**EXERCISE AIM**. Check each line of the data below for the word "Pleasantville", then extract the ones that have it.

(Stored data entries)
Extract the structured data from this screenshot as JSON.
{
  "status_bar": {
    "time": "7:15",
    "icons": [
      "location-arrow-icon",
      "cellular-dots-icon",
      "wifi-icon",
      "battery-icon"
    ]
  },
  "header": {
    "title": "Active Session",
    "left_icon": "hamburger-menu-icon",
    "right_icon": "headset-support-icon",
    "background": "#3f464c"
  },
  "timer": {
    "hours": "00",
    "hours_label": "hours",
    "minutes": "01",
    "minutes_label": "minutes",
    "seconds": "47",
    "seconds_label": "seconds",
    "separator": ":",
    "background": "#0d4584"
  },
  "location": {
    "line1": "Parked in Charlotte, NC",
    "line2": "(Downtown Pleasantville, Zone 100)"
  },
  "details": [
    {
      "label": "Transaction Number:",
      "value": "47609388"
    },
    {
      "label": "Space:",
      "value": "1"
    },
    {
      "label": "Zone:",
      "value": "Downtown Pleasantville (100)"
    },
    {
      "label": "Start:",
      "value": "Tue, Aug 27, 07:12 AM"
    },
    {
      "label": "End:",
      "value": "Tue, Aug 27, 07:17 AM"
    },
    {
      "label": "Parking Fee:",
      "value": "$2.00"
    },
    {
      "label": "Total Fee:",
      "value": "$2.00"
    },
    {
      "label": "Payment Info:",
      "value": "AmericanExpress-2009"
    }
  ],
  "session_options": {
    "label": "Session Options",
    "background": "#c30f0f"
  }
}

**OUTPUT FOR THIS EXERCISE**.
    "line2": "(Downtown Pleasantville, Zone 100)"
      "value": "Downtown Pleasantville (100)"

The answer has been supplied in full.